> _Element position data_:

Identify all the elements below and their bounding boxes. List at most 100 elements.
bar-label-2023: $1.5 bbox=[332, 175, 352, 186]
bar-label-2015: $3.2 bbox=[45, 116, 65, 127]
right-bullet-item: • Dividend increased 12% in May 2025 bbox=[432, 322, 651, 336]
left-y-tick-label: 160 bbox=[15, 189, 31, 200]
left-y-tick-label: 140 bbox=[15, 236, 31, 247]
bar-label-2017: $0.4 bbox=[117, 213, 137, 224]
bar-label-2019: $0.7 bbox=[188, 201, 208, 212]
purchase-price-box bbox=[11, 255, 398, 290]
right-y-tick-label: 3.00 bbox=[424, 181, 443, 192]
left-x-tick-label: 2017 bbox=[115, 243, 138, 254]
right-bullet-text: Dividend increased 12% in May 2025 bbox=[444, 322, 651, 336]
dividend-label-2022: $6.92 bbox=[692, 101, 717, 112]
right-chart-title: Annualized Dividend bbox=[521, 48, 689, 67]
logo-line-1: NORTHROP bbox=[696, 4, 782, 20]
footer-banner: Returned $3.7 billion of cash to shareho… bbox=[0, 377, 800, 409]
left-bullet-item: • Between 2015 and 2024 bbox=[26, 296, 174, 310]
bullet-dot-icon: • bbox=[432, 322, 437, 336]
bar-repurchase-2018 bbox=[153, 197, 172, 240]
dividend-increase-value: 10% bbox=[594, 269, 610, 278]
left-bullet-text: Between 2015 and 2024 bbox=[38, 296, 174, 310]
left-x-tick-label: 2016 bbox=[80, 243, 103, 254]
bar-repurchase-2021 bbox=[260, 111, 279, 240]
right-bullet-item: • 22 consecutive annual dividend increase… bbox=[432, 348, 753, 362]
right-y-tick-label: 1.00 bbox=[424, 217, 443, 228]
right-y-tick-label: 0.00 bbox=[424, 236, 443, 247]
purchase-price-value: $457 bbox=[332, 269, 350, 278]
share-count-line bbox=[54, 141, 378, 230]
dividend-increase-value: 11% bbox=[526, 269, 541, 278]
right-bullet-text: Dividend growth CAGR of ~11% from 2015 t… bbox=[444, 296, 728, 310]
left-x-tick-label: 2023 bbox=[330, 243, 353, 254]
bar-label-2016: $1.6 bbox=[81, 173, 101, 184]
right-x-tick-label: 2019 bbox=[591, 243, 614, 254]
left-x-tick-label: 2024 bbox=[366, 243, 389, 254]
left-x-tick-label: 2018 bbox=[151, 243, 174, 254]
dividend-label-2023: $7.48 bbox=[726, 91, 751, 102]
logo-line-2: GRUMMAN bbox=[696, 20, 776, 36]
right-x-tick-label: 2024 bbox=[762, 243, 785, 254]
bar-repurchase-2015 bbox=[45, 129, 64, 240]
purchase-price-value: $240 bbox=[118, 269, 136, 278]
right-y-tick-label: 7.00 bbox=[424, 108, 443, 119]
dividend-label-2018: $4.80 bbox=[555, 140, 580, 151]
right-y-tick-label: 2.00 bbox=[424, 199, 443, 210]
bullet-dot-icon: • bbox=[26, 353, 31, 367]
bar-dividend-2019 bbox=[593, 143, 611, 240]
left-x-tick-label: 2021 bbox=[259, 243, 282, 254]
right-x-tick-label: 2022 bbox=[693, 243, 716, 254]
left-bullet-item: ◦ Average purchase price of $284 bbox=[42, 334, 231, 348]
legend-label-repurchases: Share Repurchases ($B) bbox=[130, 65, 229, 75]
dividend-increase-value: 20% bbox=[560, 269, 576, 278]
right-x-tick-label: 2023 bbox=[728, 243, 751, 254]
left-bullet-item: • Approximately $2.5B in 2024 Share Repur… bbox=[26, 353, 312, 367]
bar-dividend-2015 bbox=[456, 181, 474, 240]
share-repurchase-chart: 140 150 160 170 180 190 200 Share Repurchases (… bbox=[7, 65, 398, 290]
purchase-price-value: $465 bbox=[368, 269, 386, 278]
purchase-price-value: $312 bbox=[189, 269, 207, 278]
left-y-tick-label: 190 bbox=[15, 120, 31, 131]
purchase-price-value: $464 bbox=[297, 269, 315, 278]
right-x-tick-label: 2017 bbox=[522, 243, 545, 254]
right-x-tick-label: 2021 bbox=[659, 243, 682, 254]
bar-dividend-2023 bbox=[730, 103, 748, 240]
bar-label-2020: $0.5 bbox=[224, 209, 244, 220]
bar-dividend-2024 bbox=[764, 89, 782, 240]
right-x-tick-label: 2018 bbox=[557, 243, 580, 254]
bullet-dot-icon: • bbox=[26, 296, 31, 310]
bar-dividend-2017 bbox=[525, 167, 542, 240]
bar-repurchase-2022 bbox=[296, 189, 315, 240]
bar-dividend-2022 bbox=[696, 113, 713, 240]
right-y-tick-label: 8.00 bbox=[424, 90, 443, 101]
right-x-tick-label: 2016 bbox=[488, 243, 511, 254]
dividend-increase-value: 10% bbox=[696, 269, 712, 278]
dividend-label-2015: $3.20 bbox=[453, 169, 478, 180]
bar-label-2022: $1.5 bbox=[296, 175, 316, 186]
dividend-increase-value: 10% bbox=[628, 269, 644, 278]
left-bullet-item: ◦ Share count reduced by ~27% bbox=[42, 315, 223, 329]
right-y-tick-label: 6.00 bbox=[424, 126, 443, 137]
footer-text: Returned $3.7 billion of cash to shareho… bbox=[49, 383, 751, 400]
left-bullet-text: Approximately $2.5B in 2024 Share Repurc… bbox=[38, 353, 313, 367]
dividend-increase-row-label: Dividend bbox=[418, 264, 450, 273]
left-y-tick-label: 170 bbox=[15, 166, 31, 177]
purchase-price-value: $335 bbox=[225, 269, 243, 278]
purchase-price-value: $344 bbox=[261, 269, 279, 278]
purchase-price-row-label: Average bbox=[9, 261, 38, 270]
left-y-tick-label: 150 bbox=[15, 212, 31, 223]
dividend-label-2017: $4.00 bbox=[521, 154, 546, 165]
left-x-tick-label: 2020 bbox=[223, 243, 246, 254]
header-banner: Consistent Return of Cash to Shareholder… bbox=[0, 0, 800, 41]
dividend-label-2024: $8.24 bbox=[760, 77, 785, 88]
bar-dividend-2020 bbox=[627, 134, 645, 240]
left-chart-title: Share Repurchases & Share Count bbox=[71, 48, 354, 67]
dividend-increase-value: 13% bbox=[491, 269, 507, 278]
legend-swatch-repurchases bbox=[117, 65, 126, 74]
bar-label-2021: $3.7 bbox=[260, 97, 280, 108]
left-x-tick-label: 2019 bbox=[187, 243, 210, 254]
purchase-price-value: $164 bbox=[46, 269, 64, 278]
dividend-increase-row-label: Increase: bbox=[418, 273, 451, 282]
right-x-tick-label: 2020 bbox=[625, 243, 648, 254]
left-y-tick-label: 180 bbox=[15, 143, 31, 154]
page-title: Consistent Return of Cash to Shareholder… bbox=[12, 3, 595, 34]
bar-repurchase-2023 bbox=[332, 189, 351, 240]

> _PROBLEM DETAILS_:
Convert every one of the entries above into a JSON list of strings, one string per line, omitting blank lines.

> _TASK RESULT_:
[
  "Identify all the elements below and their bounding boxes. List at most 100 elements.",
  "bar-label-2023: $1.5 bbox=[332, 175, 352, 186]",
  "bar-label-2015: $3.2 bbox=[45, 116, 65, 127]",
  "right-bullet-item: • Dividend increased 12% in May 2025 bbox=[432, 322, 651, 336]",
  "left-y-tick-label: 160 bbox=[15, 189, 31, 200]",
  "left-y-tick-label: 140 bbox=[15, 236, 31, 247]",
  "bar-label-2017: $0.4 bbox=[117, 213, 137, 224]",
  "bar-label-2019: $0.7 bbox=[188, 201, 208, 212]",
  "purchase-price-box bbox=[11, 255, 398, 290]",
  "right-y-tick-label: 3.00 bbox=[424, 181, 443, 192]",
  "left-x-tick-label: 2017 bbox=[115, 243, 138, 254]",
  "right-bullet-text: Dividend increased 12% in May 2025 bbox=[444, 322, 651, 336]",
  "dividend-label-2022: $6.92 bbox=[692, 101, 717, 112]",
  "right-chart-title: Annualized Dividend bbox=[521, 48, 689, 67]",
  "logo-line-1: NORTHROP bbox=[696, 4, 782, 20]",
  "footer-banner: Returned $3.7 billion of cash to shareho… bbox=[0, 377, 800, 409]",
  "left-bullet-item: • Between 2015 and 2024 bbox=[26, 296, 174, 310]",
  "bullet-dot-icon: • bbox=[432, 322, 437, 336]",
  "bar-repurchase-2018 bbox=[153, 197, 172, 240]",
  "dividend-increase-value: 10% bbox=[594, 269, 610, 278]",
  "left-bullet-text: Between 2015 and 2024 bbox=[38, 296, 174, 310]",
  "left-x-tick-label: 2016 bbox=[80, 243, 103, 254]",
  "bar-repurchase-2021 bbox=[260, 111, 279, 240]",
  "right-bullet-item: • 22 consecutive annual dividend increase… bbox=[432, 348, 753, 362]",
  "right-y-tick-label: 1.00 bbox=[424, 217, 443, 228]",
  "right-y-tick-label: 0.00 bbox=[424, 236, 443, 247]",
  "purchase-price-value: $457 bbox=[332, 269, 350, 278]",
  "share-count-line bbox=[54, 141, 378, 230]",
  "dividend-increase-value: 11% bbox=[526, 269, 541, 278]",
  "right-bullet-text: Dividend growth CAGR of ~11% from 2015 t… bbox=[444, 296, 728, 310]",
  "left-x-tick-label: 2023 bbox=[330, 243, 353, 254]",
  "bar-label-2016: $1.6 bbox=[81, 173, 101, 184]",
  "right-x-tick-label: 2019 bbox=[591, 243, 614, 254]",
  "left-x-tick-label: 2024 bbox=[366, 243, 389, 254]",
  "left-x-tick-label: 2018 bbox=[151, 243, 174, 254]",
  "dividend-label-2023: $7.48 bbox=[726, 91, 751, 102]",
  "logo-line-2: GRUMMAN bbox=[696, 20, 776, 36]",
  "right-x-tick-label: 2024 bbox=[762, 243, 785, 254]",
  "bar-repurchase-2015 bbox=[45, 129, 64, 240]",
  "purchase-price-value: $240 bbox=[118, 269, 136, 278]",
  "right-y-tick-label: 7.00 bbox=[424, 108, 443, 119]",
  "dividend-label-2018: $4.80 bbox=[555, 140, 580, 151]",
  "right-y-tick-label: 2.00 bbox=[424, 199, 443, 210]",
  "bullet-dot-icon: • bbox=[26, 353, 31, 367]",
  "bar-dividend-2019 bbox=[593, 143, 611, 240]",
  "left-x-tick-label: 2021 bbox=[259, 243, 282, 254]",
  "right-x-tick-label: 2022 bbox=[693, 243, 716, 254]",
  "left-bullet-item: ◦ Average purchase price of $284 bbox=[42, 334, 231, 348]",
  "legend-label-repurchases: Share Repurchases ($B) bbox=[130, 65, 229, 75]",
  "dividend-increase-value: 20% bbox=[560, 269, 576, 278]",
  "right-x-tick-label: 2023 bbox=[728, 243, 751, 254]",
  "left-bullet-item: • Approximately $2.5B in 2024 Share Repur… bbox=[26, 353, 312, 367]",
  "bar-dividend-2015 bbox=[456, 181, 474, 240]",
  "share-repurchase-chart: 140 150 160 170 180 190 200 Share Repurchases (… bbox=[7, 65, 398, 290]",
  "purchase-price-value: $465 bbox=[368, 269, 386, 278]",
  "purchase-price-value: $312 bbox=[189, 269, 207, 278]",
  "left-y-tick-label: 190 bbox=[15, 120, 31, 131]",
  "purchase-price-value: $464 bbox=[297, 269, 315, 278]",
  "right-x-tick-label: 2017 bbox=[522, 243, 545, 254]",
  "right-x-tick-label: 2021 bbox=[659, 243, 682, 254]",
  "bar-dividend-2023 bbox=[730, 103, 748, 240]",
  "bar-label-2020: $0.5 bbox=[224, 209, 244, 220]",
  "bar-dividend-2024 bbox=[764, 89, 782, 240]",
  "right-x-tick-label: 2018 bbox=[557, 243, 580, 254]",
  "bullet-dot-icon: • bbox=[26, 296, 31, 310]",
  "bar-dividend-2017 bbox=[525, 167, 542, 240]",
  "bar-repurchase-2022 bbox=[296, 189, 315, 240]",
  "bar-dividend-2022 bbox=[696, 113, 713, 240]",
  "right-y-tick-label: 8.00 bbox=[424, 90, 443, 101]",
  "right-x-tick-label: 2016 bbox=[488, 243, 511, 254]",
  "dividend-increase-value: 10% bbox=[696, 269, 712, 278]",
  "dividend-label-2015: $3.20 bbox=[453, 169, 478, 180]",
  "bar-label-2022: $1.5 bbox=[296, 175, 316, 186]",
  "dividend-increase-value: 10% bbox=[628, 269, 644, 278]",
  "left-bullet-item: ◦ Share count reduced by ~27% bbox=[42, 315, 223, 329]",
  "right-y-tick-label: 6.00 bbox=[424, 126, 443, 137]",
  "footer-text: Returned $3.7 billion of cash to shareho… bbox=[49, 383, 751, 400]",
  "left-bullet-text: Approximately $2.5B in 2024 Share Repurc… bbox=[38, 353, 313, 367]",
  "dividend-increase-row-label: Dividend bbox=[418, 264, 450, 273]",
  "left-y-tick-label: 170 bbox=[15, 166, 31, 177]",
  "purchase-price-value: $335 bbox=[225, 269, 243, 278]",
  "purchase-price-value: $344 bbox=[261, 269, 279, 278]",
  "purchase-price-row-label: Average bbox=[9, 261, 38, 270]",
  "left-y-tick-label: 150 bbox=[15, 212, 31, 223]",
  "dividend-label-2017: $4.00 bbox=[521, 154, 546, 165]",
  "left-x-tick-label: 2020 bbox=[223, 243, 246, 254]",
  "header-banner: Consistent Return of Cash to Shareholder… bbox=[0, 0, 800, 41]",
  "dividend-label-2024: $8.24 bbox=[760, 77, 785, 88]",
  "bar-dividend-2020 bbox=[627, 134, 645, 240]",
  "left-chart-title: Share Repurchases & Share Count bbox=[71, 48, 354, 67]",
  "dividend-increase-value: 13% bbox=[491, 269, 507, 278]",
  "legend-swatch-repurchases bbox=[117, 65, 126, 74]",
  "bar-label-2021: $3.7 bbox=[260, 97, 280, 108]",
  "left-x-tick-label: 2019 bbox=[187, 243, 210, 254]",
  "purchase-price-value: $164 bbox=[46, 269, 64, 278]",
  "dividend-increase-row-label: Increase: bbox=[418, 273, 451, 282]",
  "right-x-tick-label: 2020 bbox=[625, 243, 648, 254]",
  "left-y-tick-label: 180 bbox=[15, 143, 31, 154]",
  "page-title: Consistent Return of Cash to Shareholder… bbox=[12, 3, 595, 34]",
  "bar-repurchase-2023 bbox=[332, 189, 351, 240]"
]